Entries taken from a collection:
------
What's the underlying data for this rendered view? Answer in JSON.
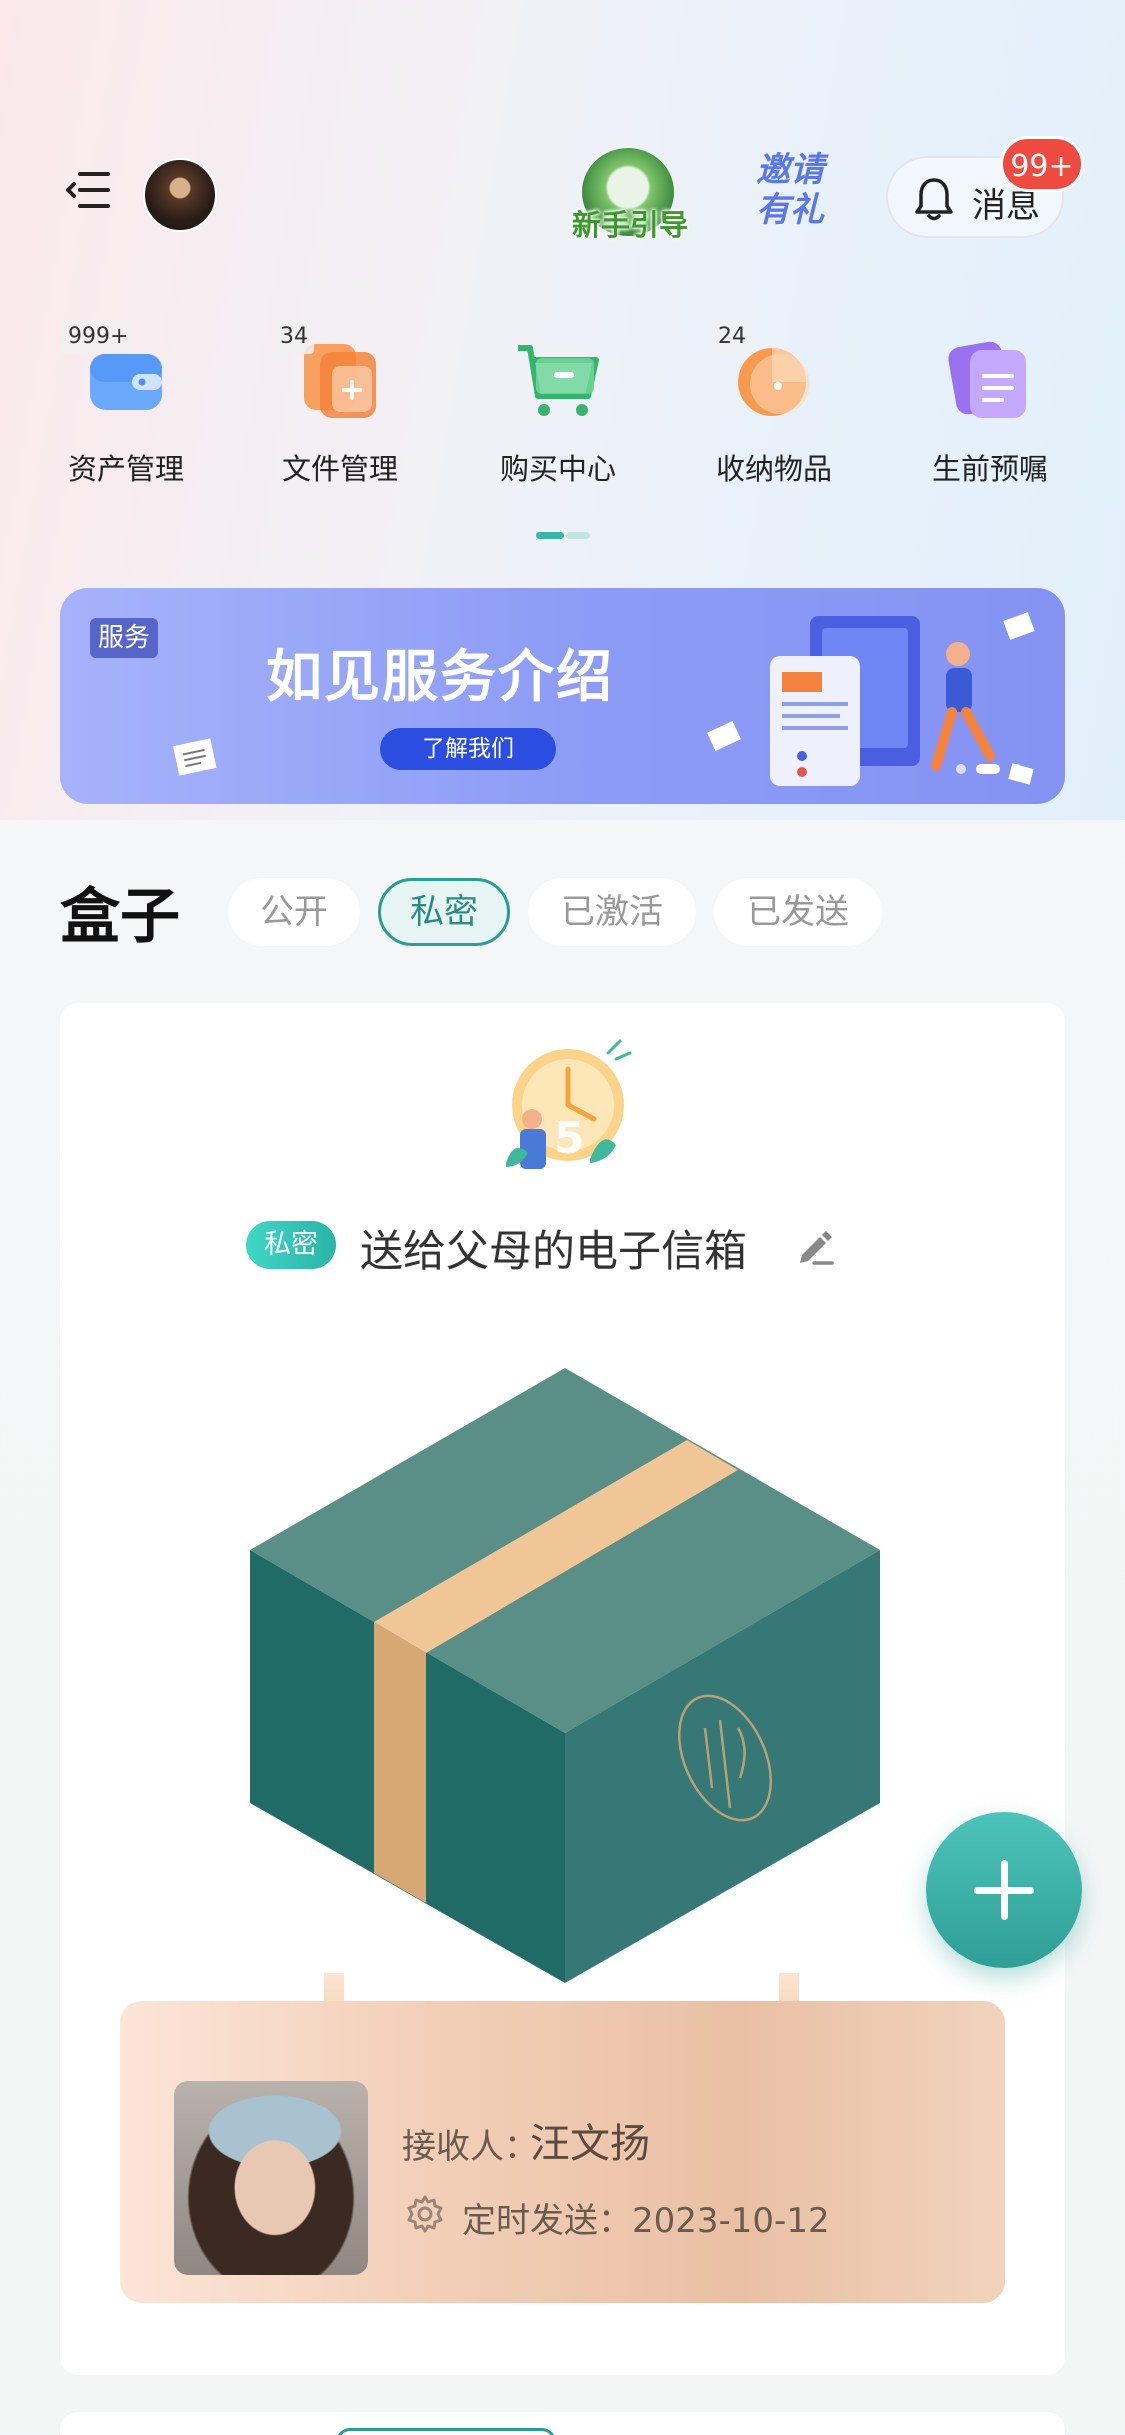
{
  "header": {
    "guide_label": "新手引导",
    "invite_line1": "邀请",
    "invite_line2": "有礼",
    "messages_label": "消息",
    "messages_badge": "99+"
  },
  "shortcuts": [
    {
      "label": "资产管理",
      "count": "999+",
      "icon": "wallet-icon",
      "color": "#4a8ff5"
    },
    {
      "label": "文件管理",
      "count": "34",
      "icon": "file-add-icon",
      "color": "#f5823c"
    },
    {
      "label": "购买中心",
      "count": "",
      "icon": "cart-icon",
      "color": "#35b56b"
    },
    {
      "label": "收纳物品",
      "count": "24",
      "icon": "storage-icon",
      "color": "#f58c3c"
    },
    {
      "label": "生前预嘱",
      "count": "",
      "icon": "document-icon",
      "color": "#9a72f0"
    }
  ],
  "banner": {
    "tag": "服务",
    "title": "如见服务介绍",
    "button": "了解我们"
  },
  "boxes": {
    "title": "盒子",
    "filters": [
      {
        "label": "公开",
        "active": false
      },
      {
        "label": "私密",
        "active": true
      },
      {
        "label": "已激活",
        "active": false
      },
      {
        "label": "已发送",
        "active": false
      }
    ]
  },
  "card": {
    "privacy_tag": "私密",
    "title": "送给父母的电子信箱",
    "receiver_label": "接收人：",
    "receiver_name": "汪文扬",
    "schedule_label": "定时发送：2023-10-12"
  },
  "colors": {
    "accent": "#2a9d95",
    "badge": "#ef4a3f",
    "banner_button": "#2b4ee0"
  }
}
------
AIM OF THE TASK: Repeat the records in full, exactly as they appear, without the pictures.

SOLUTION FOR THIS PROBLEM:
What's the underlying data for this rendered view? Answer in JSON.
{
  "header": {
    "guide_label": "新手引导",
    "invite_line1": "邀请",
    "invite_line2": "有礼",
    "messages_label": "消息",
    "messages_badge": "99+"
  },
  "shortcuts": [
    {
      "label": "资产管理",
      "count": "999+",
      "icon": "wallet-icon",
      "color": "#4a8ff5"
    },
    {
      "label": "文件管理",
      "count": "34",
      "icon": "file-add-icon",
      "color": "#f5823c"
    },
    {
      "label": "购买中心",
      "count": "",
      "icon": "cart-icon",
      "color": "#35b56b"
    },
    {
      "label": "收纳物品",
      "count": "24",
      "icon": "storage-icon",
      "color": "#f58c3c"
    },
    {
      "label": "生前预嘱",
      "count": "",
      "icon": "document-icon",
      "color": "#9a72f0"
    }
  ],
  "banner": {
    "tag": "服务",
    "title": "如见服务介绍",
    "button": "了解我们"
  },
  "boxes": {
    "title": "盒子",
    "filters": [
      {
        "label": "公开",
        "active": false
      },
      {
        "label": "私密",
        "active": true
      },
      {
        "label": "已激活",
        "active": false
      },
      {
        "label": "已发送",
        "active": false
      }
    ]
  },
  "card": {
    "privacy_tag": "私密",
    "title": "送给父母的电子信箱",
    "receiver_label": "接收人：",
    "receiver_name": "汪文扬",
    "schedule_label": "定时发送：2023-10-12"
  },
  "colors": {
    "accent": "#2a9d95",
    "badge": "#ef4a3f",
    "banner_button": "#2b4ee0"
  }
}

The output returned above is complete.